**GEËXTRAHEERDE TEKST:**
"""

Thuisseminarieles
Mosiah 26–Alma 4 (Unit 14)
Inleiding
Naar aanleiding van deze les kunnen de cursisten de beginselen van bekering doornemen en nadenken over de noodzaak om door de verzoening van Jezus Christus veranderd te worden — zoals Alma de jonge en de zoons van Mosiah veranderd waren. Bid om leiding hoe u de cursisten het beste kunt helpen om naar deze verandering in hun leven te streven.
Onderwijstips
Mosiah 26
Alma ontvangt inspiratie over de manier waarop hij mensen moet berechten die ernstige zonden begaan
Laat een cursist de inleiding tot Mosiah 26 voorlezen. Lees de volgende situaties aan de klas voor. Vraag de cursisten wat ze volgens hen kunnen doen om de persoon in die situatie te helpen.
-
Een jongevrouw heeft een ernstige zonde begaan, maar is bang om met haar bisschop te praten.
-
Een jongeman wil zich bekeren, maar weet niet hoe.
-
Een jongevrouw begaat dezelfde zonde nog eens en is bang dat de Heer haar niet meer zal vergeven.
-
Een jongeman besluit zich te bekeren, maar wil een ander niet vergeven die hem iets heeft aangedaan.
Zet de volgende tekstverwijzing op het bord: Mosiah 26:21–23, 29–31. Leg uit dat deze verzen verslag doen van de openbaring van de Heer aan Alma aangaande de mensen die ernstige zonden hadden begaan. Vraag de cursisten in deze verzen ten minste één beginsel op te zoeken dat een persoon uit de beschreven situaties hierboven zou kunnen helpen. Vraag enkele cursisten hun antwoorden aan de klas te vertellen. U kunt ook over een antwoord vertellen en uw getuigenis geven van een beginsel van bekering uit Mosiah 26.

"""

**OPDRACHTEN:**
a - Beantwoord over de les over Mosiah 26–Alma 4 de volgende vragen:
(i) Wie leest de inleiding tot Mosiah 26 voor?
(ii) Met wie is de jongevrouw in de eerste situatie bang om te praten?
(iii) Welke tekstverwijzing komt op het bord te staan?
b - Zet de les over Mosiah 26–Alma 4 alstublieft voort vanaf het punt waar die ophoudt.

**Annotaties van pagina-elementen:**

"""

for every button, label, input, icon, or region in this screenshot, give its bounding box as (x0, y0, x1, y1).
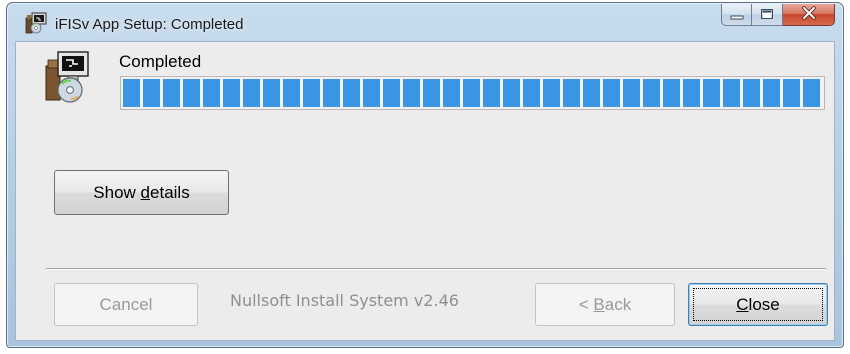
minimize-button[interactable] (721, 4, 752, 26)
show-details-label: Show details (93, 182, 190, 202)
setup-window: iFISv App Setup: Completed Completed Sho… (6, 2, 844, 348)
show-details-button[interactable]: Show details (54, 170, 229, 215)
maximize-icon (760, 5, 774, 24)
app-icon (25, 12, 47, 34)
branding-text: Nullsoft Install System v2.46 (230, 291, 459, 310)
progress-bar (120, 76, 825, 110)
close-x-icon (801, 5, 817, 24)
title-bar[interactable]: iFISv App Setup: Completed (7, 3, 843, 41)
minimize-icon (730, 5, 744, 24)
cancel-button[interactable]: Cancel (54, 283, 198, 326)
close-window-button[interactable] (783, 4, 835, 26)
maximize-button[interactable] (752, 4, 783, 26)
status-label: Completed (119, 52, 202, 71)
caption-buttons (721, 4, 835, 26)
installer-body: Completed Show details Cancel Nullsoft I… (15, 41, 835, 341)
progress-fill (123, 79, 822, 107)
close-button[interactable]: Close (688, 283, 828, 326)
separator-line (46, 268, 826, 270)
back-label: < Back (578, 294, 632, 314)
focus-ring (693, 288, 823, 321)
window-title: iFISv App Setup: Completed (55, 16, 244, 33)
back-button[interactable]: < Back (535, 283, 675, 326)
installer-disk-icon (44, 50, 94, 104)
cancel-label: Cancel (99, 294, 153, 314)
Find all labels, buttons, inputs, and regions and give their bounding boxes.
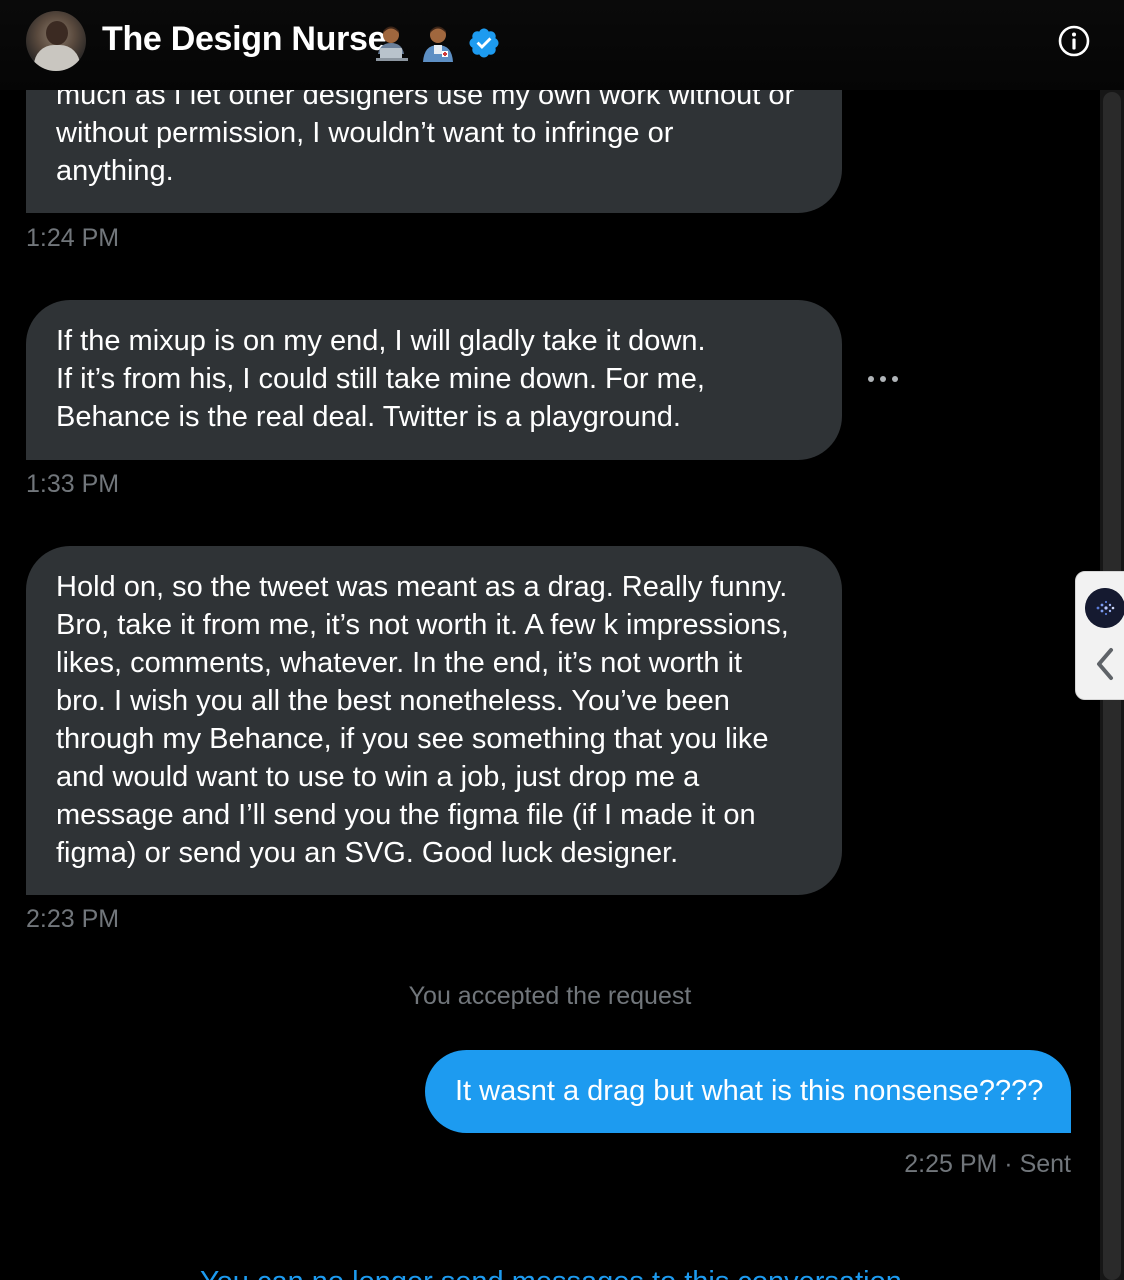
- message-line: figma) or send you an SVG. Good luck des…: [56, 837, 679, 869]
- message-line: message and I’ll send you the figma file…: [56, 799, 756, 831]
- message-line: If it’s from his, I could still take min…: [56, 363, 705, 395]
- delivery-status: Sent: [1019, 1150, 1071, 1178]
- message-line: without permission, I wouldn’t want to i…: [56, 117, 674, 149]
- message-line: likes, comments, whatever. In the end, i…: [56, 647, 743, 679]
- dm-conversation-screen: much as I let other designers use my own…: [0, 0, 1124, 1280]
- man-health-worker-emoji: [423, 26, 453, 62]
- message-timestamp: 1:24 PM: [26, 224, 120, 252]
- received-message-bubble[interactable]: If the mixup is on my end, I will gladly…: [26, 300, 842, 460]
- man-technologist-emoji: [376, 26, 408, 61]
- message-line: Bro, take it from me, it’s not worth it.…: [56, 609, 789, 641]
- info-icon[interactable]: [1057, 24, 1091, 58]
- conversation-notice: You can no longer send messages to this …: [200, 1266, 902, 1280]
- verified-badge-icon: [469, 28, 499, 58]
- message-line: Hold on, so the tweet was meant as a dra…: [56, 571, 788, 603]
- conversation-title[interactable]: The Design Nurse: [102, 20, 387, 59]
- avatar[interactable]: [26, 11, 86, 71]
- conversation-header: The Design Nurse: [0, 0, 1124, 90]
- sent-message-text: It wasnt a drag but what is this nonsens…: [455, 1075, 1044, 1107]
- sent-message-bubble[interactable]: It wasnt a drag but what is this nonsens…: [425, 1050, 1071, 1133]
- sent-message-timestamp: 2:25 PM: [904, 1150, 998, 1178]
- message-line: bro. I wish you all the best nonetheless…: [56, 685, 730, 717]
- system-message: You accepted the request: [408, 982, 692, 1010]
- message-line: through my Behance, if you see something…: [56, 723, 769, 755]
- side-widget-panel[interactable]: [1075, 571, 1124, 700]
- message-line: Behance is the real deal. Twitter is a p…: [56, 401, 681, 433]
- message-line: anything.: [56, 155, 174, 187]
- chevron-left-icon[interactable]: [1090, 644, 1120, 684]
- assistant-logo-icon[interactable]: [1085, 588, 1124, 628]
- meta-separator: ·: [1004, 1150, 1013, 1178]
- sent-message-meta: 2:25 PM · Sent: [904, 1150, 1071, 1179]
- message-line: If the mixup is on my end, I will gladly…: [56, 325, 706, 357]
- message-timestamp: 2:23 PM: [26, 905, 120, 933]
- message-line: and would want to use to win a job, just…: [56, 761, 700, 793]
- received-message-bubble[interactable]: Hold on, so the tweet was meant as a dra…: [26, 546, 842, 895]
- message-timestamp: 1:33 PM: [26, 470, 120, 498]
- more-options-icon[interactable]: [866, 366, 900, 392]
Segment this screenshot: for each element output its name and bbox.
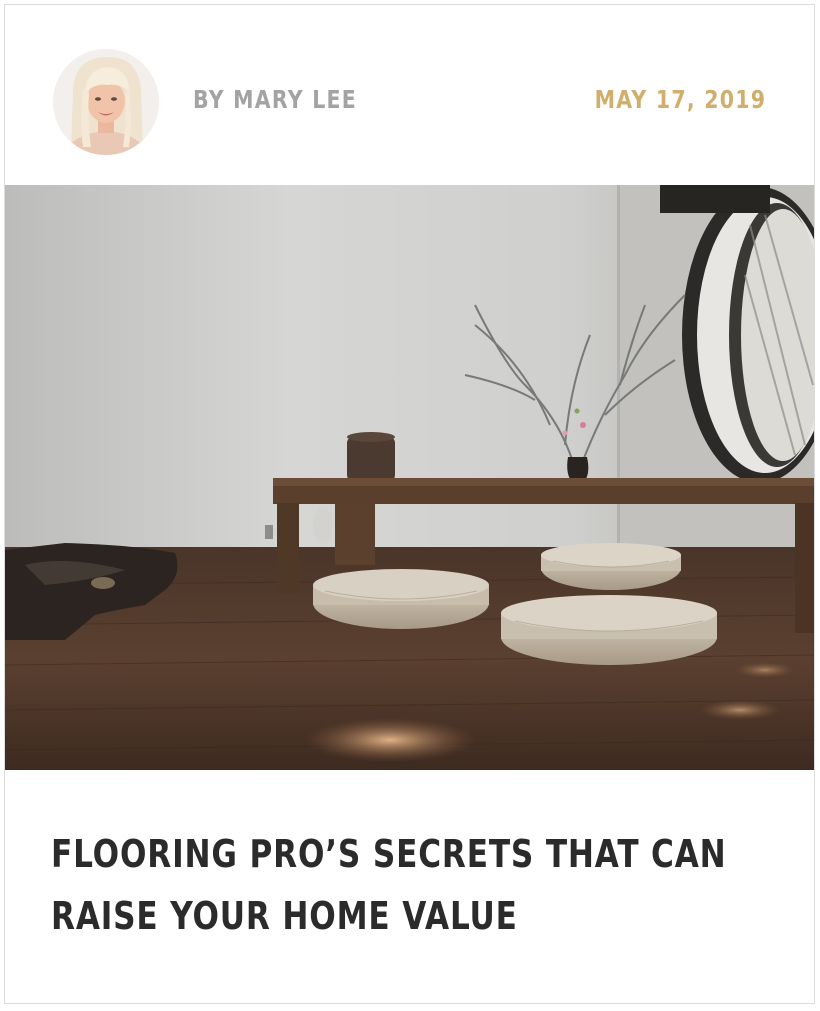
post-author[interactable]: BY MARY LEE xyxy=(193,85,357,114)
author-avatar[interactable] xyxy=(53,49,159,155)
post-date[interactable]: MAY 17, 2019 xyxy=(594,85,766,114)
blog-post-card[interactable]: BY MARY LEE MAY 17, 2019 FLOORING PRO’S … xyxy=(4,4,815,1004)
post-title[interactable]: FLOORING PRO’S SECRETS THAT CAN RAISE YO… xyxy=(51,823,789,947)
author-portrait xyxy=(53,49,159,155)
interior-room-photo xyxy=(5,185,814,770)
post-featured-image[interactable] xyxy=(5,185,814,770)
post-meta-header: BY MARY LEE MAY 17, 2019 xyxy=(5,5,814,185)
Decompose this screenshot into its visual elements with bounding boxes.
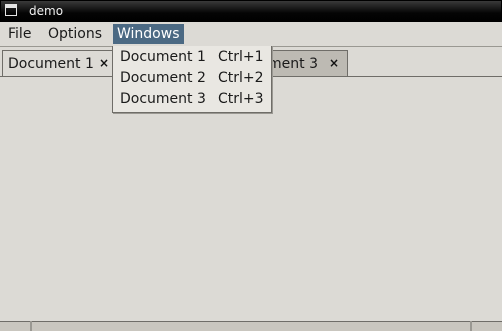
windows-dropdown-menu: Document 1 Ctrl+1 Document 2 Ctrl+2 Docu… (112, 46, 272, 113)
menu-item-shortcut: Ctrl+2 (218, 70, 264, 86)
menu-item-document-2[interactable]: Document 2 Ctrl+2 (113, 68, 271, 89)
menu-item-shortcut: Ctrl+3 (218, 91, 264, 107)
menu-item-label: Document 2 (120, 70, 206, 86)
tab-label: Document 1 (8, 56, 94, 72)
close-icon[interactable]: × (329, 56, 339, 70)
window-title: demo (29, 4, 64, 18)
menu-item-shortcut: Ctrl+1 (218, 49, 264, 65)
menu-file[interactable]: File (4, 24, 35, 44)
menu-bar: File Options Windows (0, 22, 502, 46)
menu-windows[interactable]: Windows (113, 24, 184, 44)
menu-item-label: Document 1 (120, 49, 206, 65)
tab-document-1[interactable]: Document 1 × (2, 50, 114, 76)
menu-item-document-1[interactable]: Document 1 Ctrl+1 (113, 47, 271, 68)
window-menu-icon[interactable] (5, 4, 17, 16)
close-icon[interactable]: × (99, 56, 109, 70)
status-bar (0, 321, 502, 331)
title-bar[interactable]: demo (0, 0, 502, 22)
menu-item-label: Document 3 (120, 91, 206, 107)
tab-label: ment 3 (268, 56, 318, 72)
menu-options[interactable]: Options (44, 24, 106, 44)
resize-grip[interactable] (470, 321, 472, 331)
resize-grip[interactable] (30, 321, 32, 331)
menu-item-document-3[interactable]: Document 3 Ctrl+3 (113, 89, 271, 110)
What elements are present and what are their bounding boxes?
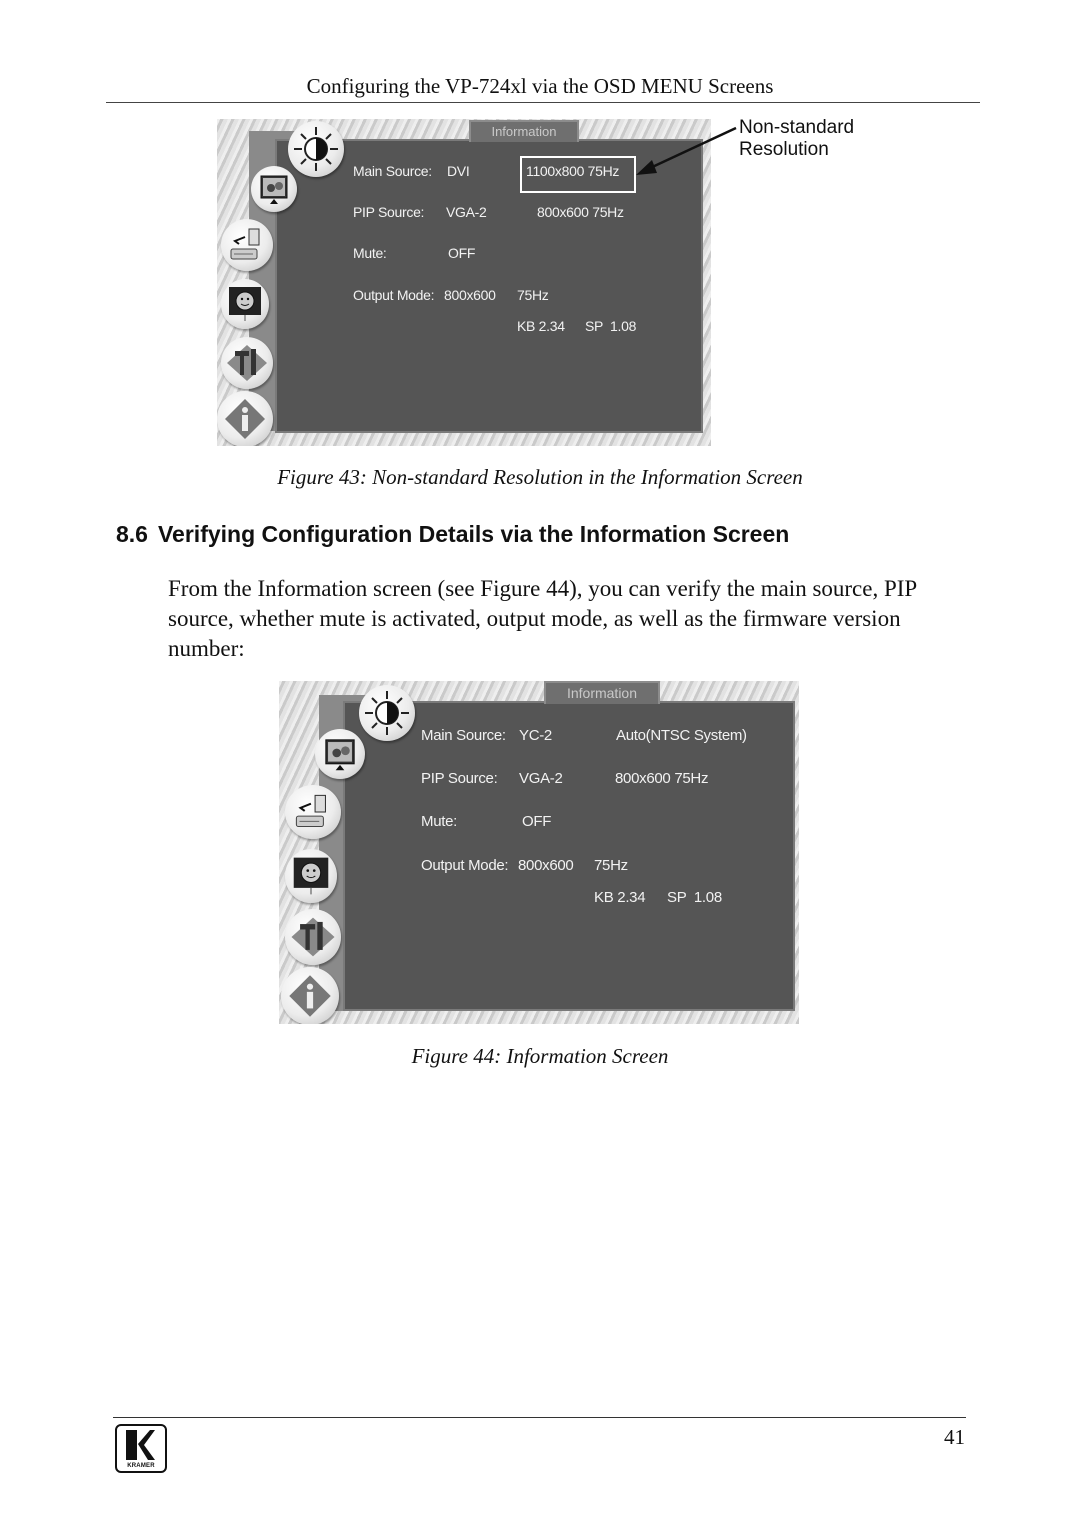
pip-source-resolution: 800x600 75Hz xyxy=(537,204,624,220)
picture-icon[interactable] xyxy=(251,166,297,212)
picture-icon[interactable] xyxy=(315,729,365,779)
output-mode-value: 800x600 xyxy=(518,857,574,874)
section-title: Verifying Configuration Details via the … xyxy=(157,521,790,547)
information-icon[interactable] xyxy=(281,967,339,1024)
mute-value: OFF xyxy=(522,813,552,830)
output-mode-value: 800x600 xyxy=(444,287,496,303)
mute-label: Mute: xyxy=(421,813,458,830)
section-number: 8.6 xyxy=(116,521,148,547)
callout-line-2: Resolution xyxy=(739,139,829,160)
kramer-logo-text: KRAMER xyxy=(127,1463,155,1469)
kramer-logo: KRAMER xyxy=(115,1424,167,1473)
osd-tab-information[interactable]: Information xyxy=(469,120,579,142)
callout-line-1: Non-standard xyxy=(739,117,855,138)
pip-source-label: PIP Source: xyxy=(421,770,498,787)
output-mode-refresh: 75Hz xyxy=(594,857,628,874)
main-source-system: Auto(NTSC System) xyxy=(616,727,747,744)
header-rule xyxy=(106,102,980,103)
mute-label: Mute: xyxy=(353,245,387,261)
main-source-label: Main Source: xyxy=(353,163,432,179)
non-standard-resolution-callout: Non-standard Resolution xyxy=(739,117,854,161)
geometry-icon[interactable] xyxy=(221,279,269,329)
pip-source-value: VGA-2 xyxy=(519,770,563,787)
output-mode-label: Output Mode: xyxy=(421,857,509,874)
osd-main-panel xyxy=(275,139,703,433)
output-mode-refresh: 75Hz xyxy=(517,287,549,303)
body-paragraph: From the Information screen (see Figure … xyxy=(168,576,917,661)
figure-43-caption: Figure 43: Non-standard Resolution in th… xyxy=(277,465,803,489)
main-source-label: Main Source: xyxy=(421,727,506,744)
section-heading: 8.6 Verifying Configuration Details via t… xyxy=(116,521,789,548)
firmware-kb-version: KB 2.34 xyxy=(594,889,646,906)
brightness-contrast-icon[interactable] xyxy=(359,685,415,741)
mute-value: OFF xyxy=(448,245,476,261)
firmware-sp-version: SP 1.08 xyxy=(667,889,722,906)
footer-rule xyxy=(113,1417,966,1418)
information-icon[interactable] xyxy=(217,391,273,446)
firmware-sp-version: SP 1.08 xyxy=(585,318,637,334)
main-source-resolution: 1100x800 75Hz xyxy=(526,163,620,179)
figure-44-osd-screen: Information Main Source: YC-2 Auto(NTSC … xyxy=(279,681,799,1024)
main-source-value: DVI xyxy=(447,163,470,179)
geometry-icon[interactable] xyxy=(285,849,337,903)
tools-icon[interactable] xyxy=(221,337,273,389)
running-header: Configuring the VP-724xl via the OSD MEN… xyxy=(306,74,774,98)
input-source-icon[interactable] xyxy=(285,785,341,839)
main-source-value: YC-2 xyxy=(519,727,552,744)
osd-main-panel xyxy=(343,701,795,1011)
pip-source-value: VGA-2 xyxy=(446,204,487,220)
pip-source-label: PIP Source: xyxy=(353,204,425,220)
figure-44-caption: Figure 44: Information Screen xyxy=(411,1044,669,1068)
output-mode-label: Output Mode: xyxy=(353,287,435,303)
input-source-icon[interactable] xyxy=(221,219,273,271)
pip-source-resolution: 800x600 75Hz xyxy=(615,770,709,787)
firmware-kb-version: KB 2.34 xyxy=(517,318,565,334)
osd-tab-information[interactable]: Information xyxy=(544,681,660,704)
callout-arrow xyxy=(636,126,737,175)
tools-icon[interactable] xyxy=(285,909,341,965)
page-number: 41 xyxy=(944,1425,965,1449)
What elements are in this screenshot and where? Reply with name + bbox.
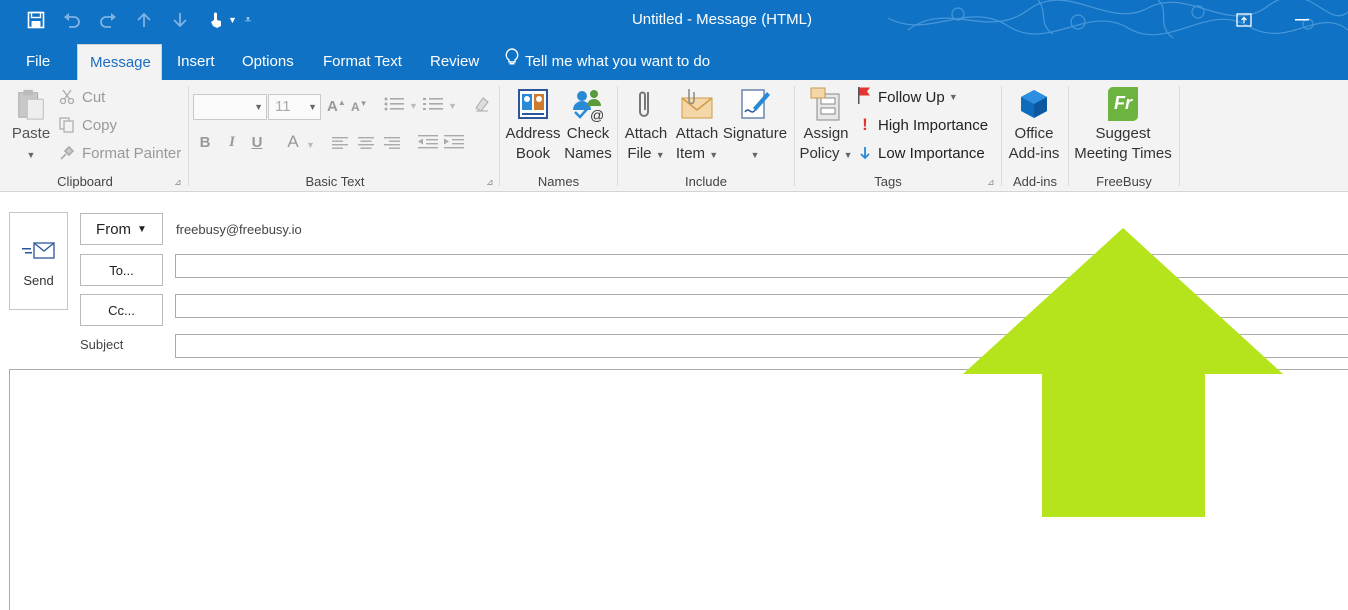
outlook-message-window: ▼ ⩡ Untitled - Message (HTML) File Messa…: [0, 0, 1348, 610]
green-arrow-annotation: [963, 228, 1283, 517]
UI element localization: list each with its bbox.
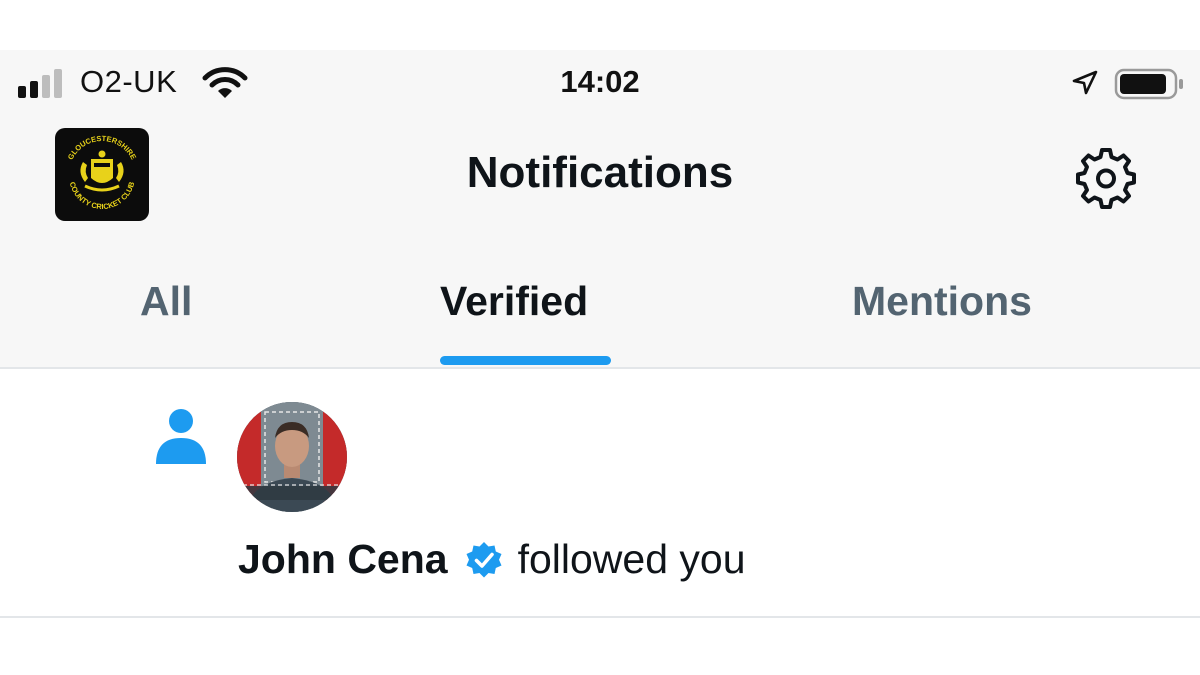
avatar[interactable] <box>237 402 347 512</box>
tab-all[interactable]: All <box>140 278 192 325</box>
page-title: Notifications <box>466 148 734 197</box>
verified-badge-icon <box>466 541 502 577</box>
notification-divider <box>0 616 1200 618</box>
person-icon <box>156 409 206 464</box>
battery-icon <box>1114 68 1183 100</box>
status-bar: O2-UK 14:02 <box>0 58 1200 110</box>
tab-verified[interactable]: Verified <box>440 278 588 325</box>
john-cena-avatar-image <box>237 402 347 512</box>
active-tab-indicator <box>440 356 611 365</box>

"""

**ANTWOORDEN PER OPDRACHT:**
a -
(i) Een cursist.
(ii) Met haar bisschop.
(iii) Mosiah 26:21–23, 29–31.

b -
Herinner de cursisten eraan dat zij een beginsel uit Mosiah 26 zouden toepassen bij hun inspanningen om zich te bekeren. Moedig ze aan om hun plan door te zetten.
Mosiah 27–28
Alma de jonge en de zonen van Mosiah bekeren zich en worden wedergeboren
Om de cursisten een voorbeeld te geven van iemand die een grote verandering van hart onderging, laat u enkele cursisten beurtelings iets uit de volgende ervaring van ouderling Keith K. Hilbig van de Zeventig voorlezen:
‘[Een jonge zendeling in Oost-Europa en zijn collega] hadden in een andere stad een man van middelbare leeftijd, Ivan genaamd […], gevonden en onderwezen. Hun onderzoeker had een zwaar leven achter zich, en dat was goed te zien aan zijn versleten kleding, zijn pluizige baard en zijn onzekere voorkomen. Het had hem niet meegezeten in het leven.
‘Daar hij niet kerkelijk was opgevoed, had Ivan heel wat in te halen. Hij moest gewoonten afleren die niet in overeenstemming waren met het herstelde evangelie. Hij moest nieuwe beginselen aannemen en toepassen. Ivan was leergierig. Hij bereidde zich ijverig op zijn doop en bevestiging voor. Zijn kleding was nog steeds versleten en zijn baard pluizig, maar hij had de eerste stap gezet. Kort na Ivans doop was de zendeling overgeplaatst. Hij hoopte dat hij Ivan nog eens zou zien.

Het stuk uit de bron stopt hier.